#### What you have to do:
Pictures stay out of your copy, but everything else in the records below must be repeated exactly.

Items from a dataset
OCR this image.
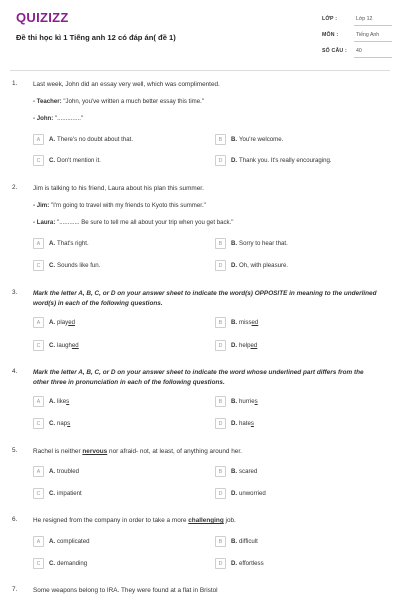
QUIZIZZ
Đề thi học kì 1 Tiếng anh 12 có đáp án( đề 1)
LỚP :	Lớp 12
MÔN :	Tiếng Anh
SỐ CÂU : 40
1. Last week, John did an essay very well, which was complimented.
- Teacher: "John, you've written a much better essay this time."
- John: ".............."
A	A. There's no doubt about that.	B	B. You're welcome.
C	C. Don't mention it.	D	D. Thank you. It's really encouraging.
2. Jim is talking to his friend, Laura about his plan this summer.
- Jim: "I'm going to travel with my friends to Kyoto this summer."
- Laura: "............ Be sure to tell me all about your trip when you get back."
A	A. That's right.	B	B. Sorry to hear that.
C	C. Sounds like fun.	D	D. Oh, with pleasure.
3. Mark the letter A, B, C, or D on your answer sheet to indicate the word(s) OPPOSITE in meaning to the underlined
word(s) in each of the following questions.
A	A. played	B	B. missed
C	C. laughed	D	D. helped
4. Mark the letter A, B, C, or D on your answer sheet to indicate the word whose underlined part differs from the
other three in pronunciation in each of the following questions.
A	A. likes	B	B. hurries
C	C. naps	D	D. hates
5. Rachel is neither nervous nor afraid- not, at least, of anything around her.
A	A. troubled	B	B. scared
C	C. impatient	D	D. unworried
6. He resigned from the company in order to take a more challenging job.
A	A. complicated	B	B. difficult
C	C. demanding	D	D. effortless
7. Some weapons belong to IRA. They were found at a flat in Bristol
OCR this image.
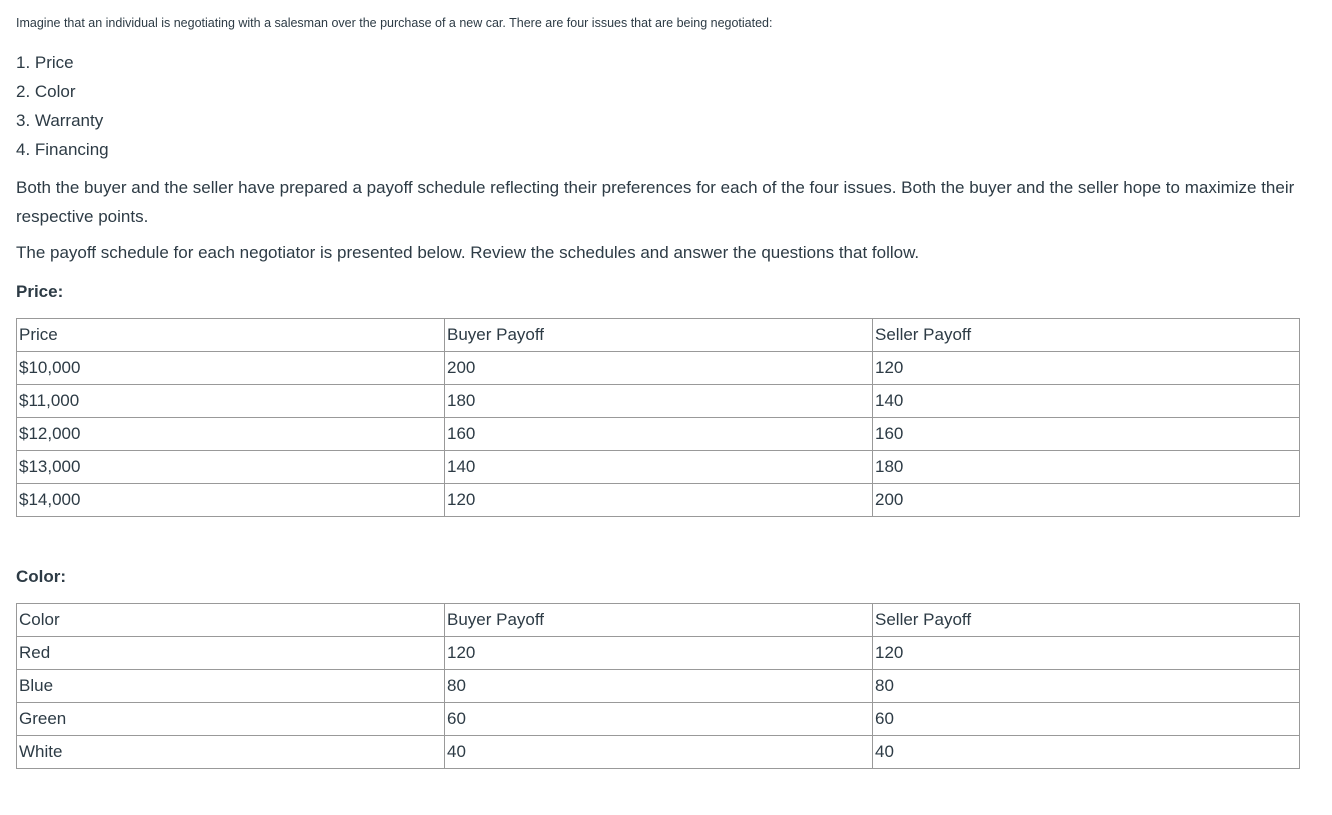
Imagine that an individual is negotiating with a salesman over the purchase of a new car. There are four issues that are being negotiated:
1. Price
2. Color
3. Warranty
4. Financing
Both the buyer and the seller have prepared a payoff schedule reflecting their preferences for each of the four issues. Both the buyer and the seller hope to maximize their respective points.
The payoff schedule for each negotiator is presented below. Review the schedules and answer the questions that follow.
Price:
Price	Buyer Payoff	Seller Payoff
$10,000	200	120
$11,000	180	140
$12,000	160	160
$13,000	140	180
$14,000	120	200
Color:
Color	Buyer Payoff	Seller Payoff
Red	120	120
Blue	80	80
Green	60	60
White	40	40
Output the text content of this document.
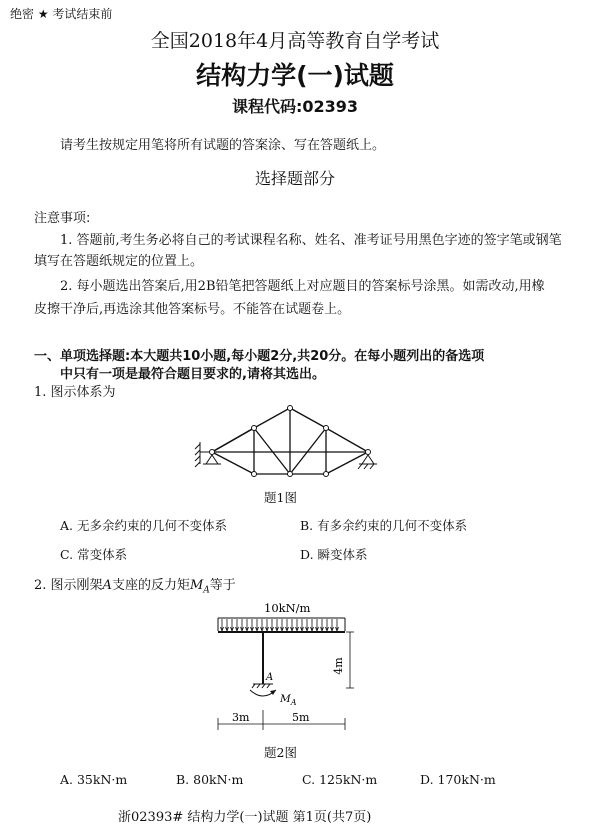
绝密 ★ 考试结束前
全国2018年4月高等教育自学考试
结构力学(一)试题
课程代码:02393
请考生按规定用笔将所有试题的答案涂、写在答题纸上。
选择题部分
注意事项:
1. 答题前,考生务必将自己的考试课程名称、姓名、准考证号用黑色字迹的签字笔或钢笔
填写在答题纸规定的位置上。
2. 每小题选出答案后,用2B铅笔把答题纸上对应题目的答案标号涂黑。如需改动,用橡
皮擦干净后,再选涂其他答案标号。不能答在试题卷上。
一、单项选择题:本大题共10小题,每小题2分,共20分。在每小题列出的备选项
中只有一项是最符合题目要求的,请将其选出。
1. 图示体系为
题1图
A. 无多余约束的几何不变体系	B. 有多余约束的几何不变体系
C. 常变体系	D. 瞬变体系
2. 图示刚架A支座的反力矩$M_A$等于
10kN/m
A
$M_A$
4m
3m	5m
题2图
A. 35kN·m	B. 80kN·m	C. 125kN·m	D. 170kN·m
浙02393# 结构力学(一)试题 第1页(共7页)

#### Answer to this task:
OCR this image.
QUIZIZZ
Đề thi học kì 1 Tiếng anh 12 có đáp án( đề 1)
LỚP :	Lớp 12
MÔN :	Tiếng Anh
SỐ CÂU : 40
1. Last week, John did an essay very well, which was complimented.
- Teacher: "John, you've written a much better essay this time."
- John: ".............."
A	A. There's no doubt about that.	B	B. You're welcome.
C	C. Don't mention it.	D	D. Thank you. It's really encouraging.
2. Jim is talking to his friend, Laura about his plan this summer.
- Jim: "I'm going to travel with my friends to Kyoto this summer."
- Laura: "............ Be sure to tell me all about your trip when you get back."
A	A. That's right.	B	B. Sorry to hear that.
C	C. Sounds like fun.	D	D. Oh, with pleasure.
3. Mark the letter A, B, C, or D on your answer sheet to indicate the word(s) OPPOSITE in meaning to the underlined
word(s) in each of the following questions.
A	A. played	B	B. missed
C	C. laughed	D	D. helped
4. Mark the letter A, B, C, or D on your answer sheet to indicate the word whose underlined part differs from the
other three in pronunciation in each of the following questions.
A	A. likes	B	B. hurries
C	C. naps	D	D. hates
5. Rachel is neither nervous nor afraid- not, at least, of anything around her.
A	A. troubled	B	B. scared
C	C. impatient	D	D. unworried
6. He resigned from the company in order to take a more challenging job.
A	A. complicated	B	B. difficult
C	C. demanding	D	D. effortless
7. Some weapons belong to IRA. They were found at a flat in Bristol
OCR this image.
Imagine that an individual is negotiating with a salesman over the purchase of a new car. There are four issues that are being negotiated:
1. Price
2. Color
3. Warranty
4. Financing
Both the buyer and the seller have prepared a payoff schedule reflecting their preferences for each of the four issues. Both the buyer and the seller hope to maximize their respective points.
The payoff schedule for each negotiator is presented below. Review the schedules and answer the questions that follow.
Price:
Price	Buyer Payoff	Seller Payoff
$10,000	200	120
$11,000	180	140
$12,000	160	160
$13,000	140	180
$14,000	120	200
Color:
Color	Buyer Payoff	Seller Payoff
Red	120	120
Blue	80	80
Green	60	60
White	40	40
Output the text content of this document.
绝密 ★ 考试结束前
全国2018年4月高等教育自学考试
结构力学(一)试题
课程代码:02393
请考生按规定用笔将所有试题的答案涂、写在答题纸上。
选择题部分
注意事项:
1. 答题前,考生务必将自己的考试课程名称、姓名、准考证号用黑色字迹的签字笔或钢笔
填写在答题纸规定的位置上。
2. 每小题选出答案后,用2B铅笔把答题纸上对应题目的答案标号涂黑。如需改动,用橡
皮擦干净后,再选涂其他答案标号。不能答在试题卷上。
一、单项选择题:本大题共10小题,每小题2分,共20分。在每小题列出的备选项
中只有一项是最符合题目要求的,请将其选出。
1. 图示体系为
题1图
A. 无多余约束的几何不变体系	B. 有多余约束的几何不变体系
C. 常变体系	D. 瞬变体系
2. 图示刚架A支座的反力矩$M_A$等于
10kN/m
A
$M_A$
4m
3m	5m
题2图
A. 35kN·m	B. 80kN·m	C. 125kN·m	D. 170kN·m
浙02393# 结构力学(一)试题 第1页(共7页)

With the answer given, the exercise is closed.